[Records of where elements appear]
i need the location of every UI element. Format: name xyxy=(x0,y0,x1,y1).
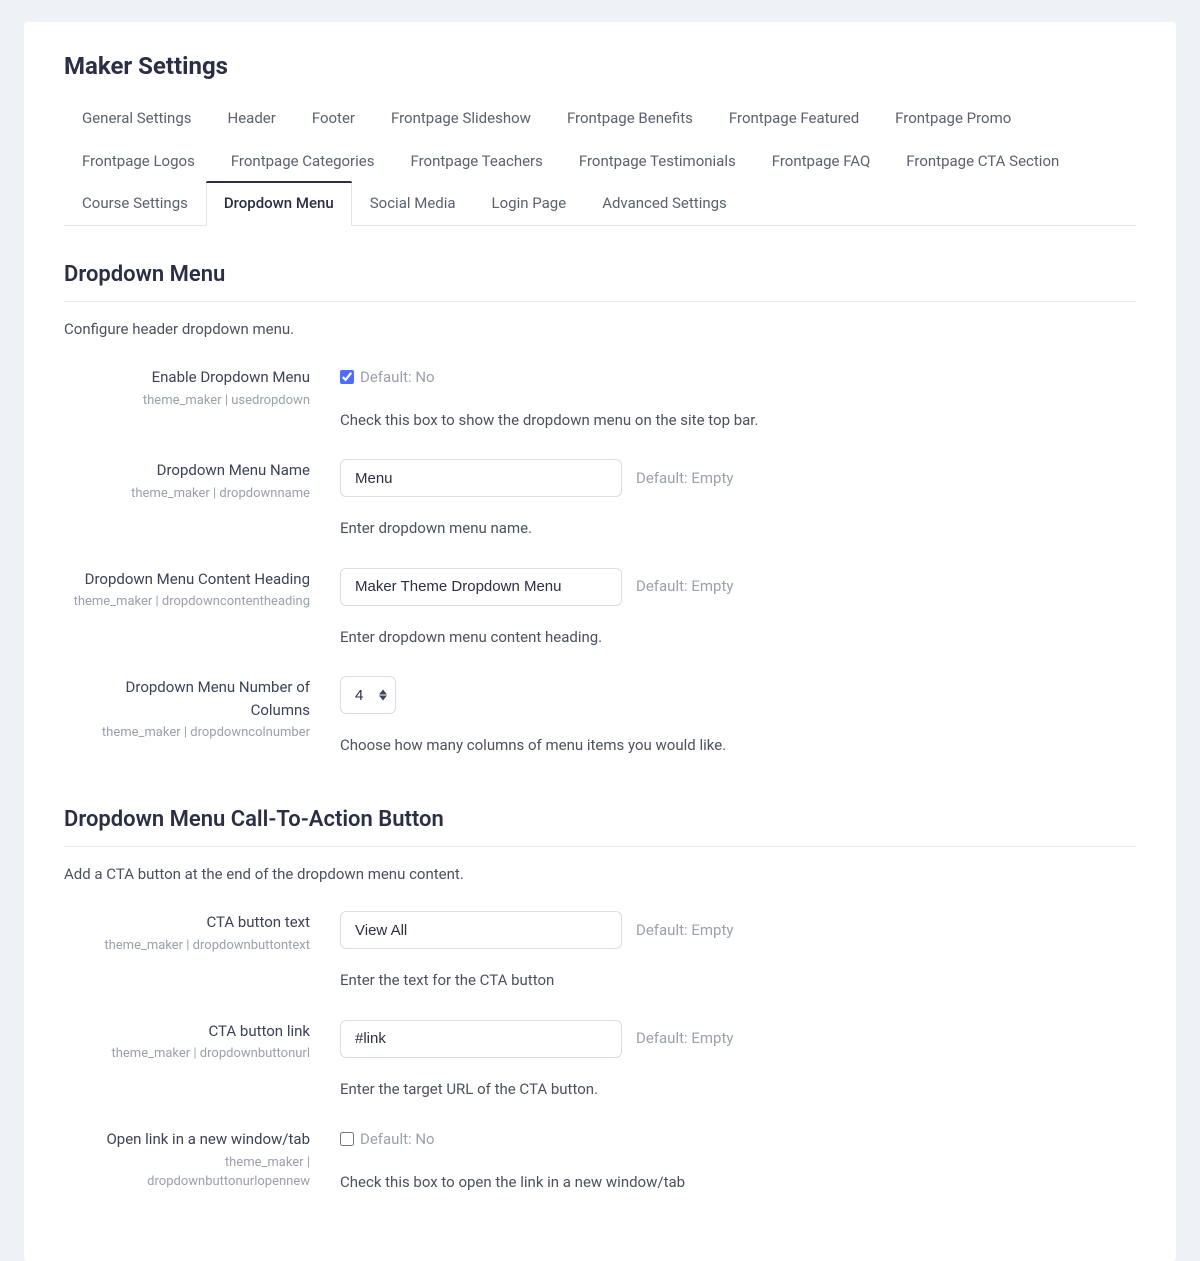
field-sub: theme_maker | dropdownname xyxy=(64,484,310,504)
cta-text-input[interactable] xyxy=(340,911,622,949)
input-col: Default: Empty Enter dropdown menu conte… xyxy=(340,568,1136,649)
row-cta-link: CTA button link theme_maker | dropdownbu… xyxy=(64,1020,1136,1101)
tabs-bar: General SettingsHeaderFooterFrontpage Sl… xyxy=(64,96,1136,226)
field-label: Open link in a new window/tab xyxy=(64,1128,310,1151)
tab-frontpage-categories[interactable]: Frontpage Categories xyxy=(213,139,393,183)
cta-link-input[interactable] xyxy=(340,1020,622,1058)
input-col: 4 Choose how many columns of menu items … xyxy=(340,676,1136,757)
label-col: Open link in a new window/tab theme_make… xyxy=(64,1128,340,1192)
label-col: Dropdown Menu Content Heading theme_make… xyxy=(64,568,340,612)
tab-frontpage-teachers[interactable]: Frontpage Teachers xyxy=(392,139,560,183)
help-text: Check this box to show the dropdown menu… xyxy=(340,409,1136,432)
field-label: Dropdown Menu Number of Columns xyxy=(64,676,310,721)
tab-frontpage-faq[interactable]: Frontpage FAQ xyxy=(754,139,889,183)
section-title-dropdown: Dropdown Menu xyxy=(64,258,1136,302)
field-label: CTA button link xyxy=(64,1020,310,1043)
enable-dropdown-checkbox[interactable] xyxy=(340,370,354,384)
field-sub: theme_maker | dropdownbuttonurl xyxy=(64,1044,310,1064)
label-col: CTA button text theme_maker | dropdownbu… xyxy=(64,911,340,955)
label-col: Dropdown Menu Number of Columns theme_ma… xyxy=(64,676,340,743)
section-desc-cta: Add a CTA button at the end of the dropd… xyxy=(64,863,1136,886)
tab-social-media[interactable]: Social Media xyxy=(352,181,474,226)
columns-select[interactable]: 4 xyxy=(340,676,396,714)
help-text: Enter dropdown menu content heading. xyxy=(340,626,1136,649)
help-text: Enter dropdown menu name. xyxy=(340,517,1136,540)
settings-panel: Maker Settings General SettingsHeaderFoo… xyxy=(24,22,1176,1261)
checkbox-wrap[interactable]: Default: No xyxy=(340,366,435,389)
label-col: CTA button link theme_maker | dropdownbu… xyxy=(64,1020,340,1064)
label-col: Enable Dropdown Menu theme_maker | usedr… xyxy=(64,366,340,410)
tab-dropdown-menu[interactable]: Dropdown Menu xyxy=(206,181,352,226)
new-window-checkbox[interactable] xyxy=(340,1132,354,1146)
input-col: Default: Empty Enter the target URL of t… xyxy=(340,1020,1136,1101)
row-new-window: Open link in a new window/tab theme_make… xyxy=(64,1128,1136,1193)
tab-frontpage-promo[interactable]: Frontpage Promo xyxy=(877,96,1029,140)
row-cta-text: CTA button text theme_maker | dropdownbu… xyxy=(64,911,1136,992)
default-text: Default: No xyxy=(360,1128,435,1151)
field-sub: theme_maker | dropdowncontentheading xyxy=(64,592,310,612)
tab-login-page[interactable]: Login Page xyxy=(474,181,585,226)
help-text: Choose how many columns of menu items yo… xyxy=(340,734,1136,757)
tab-footer[interactable]: Footer xyxy=(294,96,373,140)
dropdown-name-input[interactable] xyxy=(340,459,622,497)
field-sub: theme_maker | dropdowncolnumber xyxy=(64,723,310,743)
row-columns: Dropdown Menu Number of Columns theme_ma… xyxy=(64,676,1136,757)
field-sub: theme_maker | dropdownbuttontext xyxy=(64,936,310,956)
row-content-heading: Dropdown Menu Content Heading theme_make… xyxy=(64,568,1136,649)
help-text: Enter the target URL of the CTA button. xyxy=(340,1078,1136,1101)
default-text: Default: Empty xyxy=(636,919,733,942)
field-sub: theme_maker | dropdownbuttonurlopennew xyxy=(64,1153,310,1192)
tab-general-settings[interactable]: General Settings xyxy=(64,96,210,140)
field-label: Enable Dropdown Menu xyxy=(64,366,310,389)
field-label: Dropdown Menu Content Heading xyxy=(64,568,310,591)
field-sub: theme_maker | usedropdown xyxy=(64,391,310,411)
columns-select-wrap: 4 xyxy=(340,676,396,714)
tab-header[interactable]: Header xyxy=(210,96,294,140)
content-heading-input[interactable] xyxy=(340,568,622,606)
input-col: Default: No Check this box to open the l… xyxy=(340,1128,1136,1193)
tab-frontpage-logos[interactable]: Frontpage Logos xyxy=(64,139,213,183)
default-text: Default: No xyxy=(360,366,435,389)
input-col: Default: No Check this box to show the d… xyxy=(340,366,1136,431)
row-dropdown-name: Dropdown Menu Name theme_maker | dropdow… xyxy=(64,459,1136,540)
tab-frontpage-slideshow[interactable]: Frontpage Slideshow xyxy=(373,96,549,140)
default-text: Default: Empty xyxy=(636,1027,733,1050)
tab-course-settings[interactable]: Course Settings xyxy=(64,181,206,226)
section-title-cta: Dropdown Menu Call-To-Action Button xyxy=(64,803,1136,847)
tab-frontpage-testimonials[interactable]: Frontpage Testimonials xyxy=(561,139,754,183)
section-desc-dropdown: Configure header dropdown menu. xyxy=(64,318,1136,341)
row-enable-dropdown: Enable Dropdown Menu theme_maker | usedr… xyxy=(64,366,1136,431)
default-text: Default: Empty xyxy=(636,467,733,490)
help-text: Enter the text for the CTA button xyxy=(340,969,1136,992)
input-col: Default: Empty Enter dropdown menu name. xyxy=(340,459,1136,540)
tab-frontpage-featured[interactable]: Frontpage Featured xyxy=(711,96,877,140)
field-label: Dropdown Menu Name xyxy=(64,459,310,482)
checkbox-wrap[interactable]: Default: No xyxy=(340,1128,435,1151)
tab-advanced-settings[interactable]: Advanced Settings xyxy=(584,181,745,226)
tab-frontpage-benefits[interactable]: Frontpage Benefits xyxy=(549,96,711,140)
label-col: Dropdown Menu Name theme_maker | dropdow… xyxy=(64,459,340,503)
help-text: Check this box to open the link in a new… xyxy=(340,1171,1136,1194)
tab-frontpage-cta-section[interactable]: Frontpage CTA Section xyxy=(888,139,1077,183)
field-label: CTA button text xyxy=(64,911,310,934)
input-col: Default: Empty Enter the text for the CT… xyxy=(340,911,1136,992)
default-text: Default: Empty xyxy=(636,575,733,598)
page-title: Maker Settings xyxy=(64,48,1136,84)
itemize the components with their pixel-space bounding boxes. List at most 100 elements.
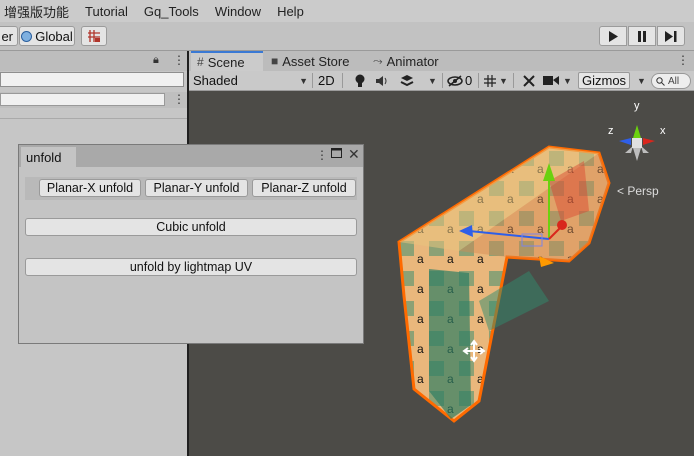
play-button[interactable] <box>599 26 627 46</box>
global-toggle-label: Global <box>35 28 73 44</box>
global-toggle-button[interactable]: Global <box>19 26 75 46</box>
audio-toggle-button[interactable] <box>375 72 389 89</box>
tab-asset-store[interactable]: ■ Asset Store <box>271 51 349 71</box>
projection-label[interactable]: < Persp <box>617 184 659 198</box>
shading-mode-dropdown[interactable]: Shaded ▼ <box>193 72 308 89</box>
cubic-unfold-label: Cubic unfold <box>156 220 226 234</box>
search-icon <box>656 76 665 86</box>
grid-snap-button[interactable] <box>81 26 107 46</box>
scene-search-placeholder: All <box>668 75 680 87</box>
tab-scene[interactable]: # Scene <box>191 51 263 71</box>
effects-layers-icon <box>400 74 414 86</box>
unfold-window-tabbar: unfold ⋮ ✕ <box>19 145 363 167</box>
camera-button[interactable] <box>543 72 559 89</box>
menu-gq-tools[interactable]: Gq_Tools <box>136 4 207 19</box>
panel-menu-icon[interactable]: ⋮ <box>173 53 185 67</box>
globe-icon <box>21 30 33 42</box>
unfold-window-tab[interactable]: unfold <box>21 147 76 167</box>
divider <box>0 118 187 119</box>
speaker-icon <box>376 75 387 86</box>
gizmos-button[interactable]: Gizmos <box>578 72 631 89</box>
chevron-down-icon: ▼ <box>299 75 308 86</box>
gizmos-dropdown[interactable]: ▼ <box>637 72 646 89</box>
grid-toggle-button[interactable] <box>484 72 496 89</box>
planar-buttons-row: Planar-X unfold Planar-Y unfold Planar-Z… <box>25 177 357 200</box>
menu-window[interactable]: Window <box>207 4 269 19</box>
lock-icon[interactable]: 🔒︎ <box>153 54 159 67</box>
tab-animator-label: Animator <box>386 53 439 69</box>
pivot-toggle-label: er <box>1 28 13 44</box>
pause-button[interactable] <box>628 26 656 46</box>
orientation-gizmo[interactable] <box>619 125 655 161</box>
divider <box>442 73 443 88</box>
effects-dropdown[interactable]: ▼ <box>428 72 437 89</box>
play-icon <box>609 30 618 42</box>
window-menu-icon[interactable]: ⋮ <box>316 148 328 162</box>
scene-tab-bar: # Scene ■ Asset Store ⤳ Animator ⋮ <box>189 51 694 71</box>
scene-toolbar: Shaded ▼ 2D ▼ 0 ▼ ▼ Gizmos ▼ All <box>189 71 694 91</box>
grid-dropdown[interactable]: ▼ <box>499 72 508 89</box>
planar-y-unfold-button[interactable]: Planar-Y unfold <box>145 179 248 197</box>
hierarchy-filter-field[interactable] <box>0 93 165 106</box>
hierarchy-header: 🔒︎ ⋮ <box>0 51 187 71</box>
tab-scene-label: Scene <box>207 54 245 70</box>
lightmap-uv-unfold-label: unfold by lightmap UV <box>129 260 253 274</box>
tab-asset-store-label: Asset Store <box>282 53 350 69</box>
scene-panel-menu-icon[interactable]: ⋮ <box>677 53 689 67</box>
lightbulb-icon <box>355 74 365 87</box>
menu-help[interactable]: Help <box>269 4 312 19</box>
divider <box>478 73 479 88</box>
tools-toggle-button[interactable] <box>522 72 536 89</box>
tools-icon <box>523 74 535 87</box>
divider <box>312 73 313 88</box>
planar-x-unfold-label: Planar-X unfold <box>46 181 134 195</box>
eye-hidden-icon <box>447 74 463 87</box>
animator-icon: ⤳ <box>373 53 383 68</box>
unfold-window-title: unfold <box>26 149 62 165</box>
pivot-toggle-button[interactable]: er <box>0 26 18 46</box>
axis-x-label: x <box>660 125 666 137</box>
planar-y-unfold-label: Planar-Y unfold <box>153 181 240 195</box>
lightmap-uv-unfold-button[interactable]: unfold by lightmap UV <box>25 258 357 276</box>
step-icon <box>665 30 677 42</box>
gizmos-label: Gizmos <box>582 73 627 88</box>
planar-x-unfold-button[interactable]: Planar-X unfold <box>39 179 141 197</box>
pause-icon <box>638 30 646 42</box>
main-toolbar: er Global <box>0 22 694 51</box>
hierarchy-search-input[interactable] <box>0 72 184 87</box>
step-button[interactable] <box>657 26 685 46</box>
shading-mode-label: Shaded <box>193 73 238 88</box>
divider <box>513 73 514 88</box>
hidden-objects-toggle[interactable]: 0 <box>447 72 472 89</box>
scene-search-input[interactable]: All <box>651 73 691 89</box>
persp-arrow-icon: < <box>617 184 628 198</box>
chevron-down-icon: ▼ <box>563 75 572 86</box>
projection-label-text: Persp <box>627 184 659 198</box>
menu-bar: 增强版功能 Tutorial Gq_Tools Window Help <box>0 0 694 22</box>
selected-mesh[interactable] <box>397 145 611 423</box>
cubic-unfold-button[interactable]: Cubic unfold <box>25 218 357 236</box>
grid-icon <box>484 74 496 87</box>
grid-snap-icon <box>88 30 100 42</box>
subpanel-menu-icon[interactable]: ⋮ <box>173 92 185 106</box>
maximize-icon[interactable] <box>331 147 342 161</box>
chevron-down-icon: ▼ <box>499 75 508 86</box>
toggle-2d-label: 2D <box>318 73 335 88</box>
unfold-window: unfold ⋮ ✕ Planar-X unfold Planar-Y unfo… <box>18 144 364 344</box>
close-icon[interactable]: ✕ <box>348 146 360 163</box>
menu-tutorial[interactable]: Tutorial <box>77 4 136 19</box>
menu-enhanced-features[interactable]: 增强版功能 <box>0 2 77 21</box>
camera-icon <box>543 76 559 85</box>
camera-dropdown[interactable]: ▼ <box>563 72 572 89</box>
shopping-bag-icon: ■ <box>271 54 279 68</box>
tab-animator[interactable]: ⤳ Animator <box>373 51 439 71</box>
hidden-objects-count: 0 <box>465 73 473 88</box>
divider <box>342 73 343 88</box>
lighting-toggle-button[interactable] <box>354 72 366 89</box>
planar-z-unfold-button[interactable]: Planar-Z unfold <box>252 179 356 197</box>
effects-toggle-button[interactable] <box>399 72 415 89</box>
chevron-down-icon: ▼ <box>637 75 646 86</box>
chevron-down-icon: ▼ <box>428 75 437 86</box>
toggle-2d-button[interactable]: 2D <box>318 72 335 89</box>
scene-grid-icon: # <box>197 55 204 69</box>
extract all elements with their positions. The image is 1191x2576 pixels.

[EXERCISE INSTRUCTIONS]
Set down the lines between the one holding "field-sub: theme_maker | dropdownname" and the one holding "input-col: Default: Empty Enter dropdown menu conte…", inclusive, reproducing each line unchanged.

[FULL SOLUTION]
field-sub: theme_maker | dropdownname xyxy=(64,484,310,504)
cta-text-input[interactable] xyxy=(340,911,622,949)
input-col: Default: Empty Enter dropdown menu conte… xyxy=(340,568,1136,649)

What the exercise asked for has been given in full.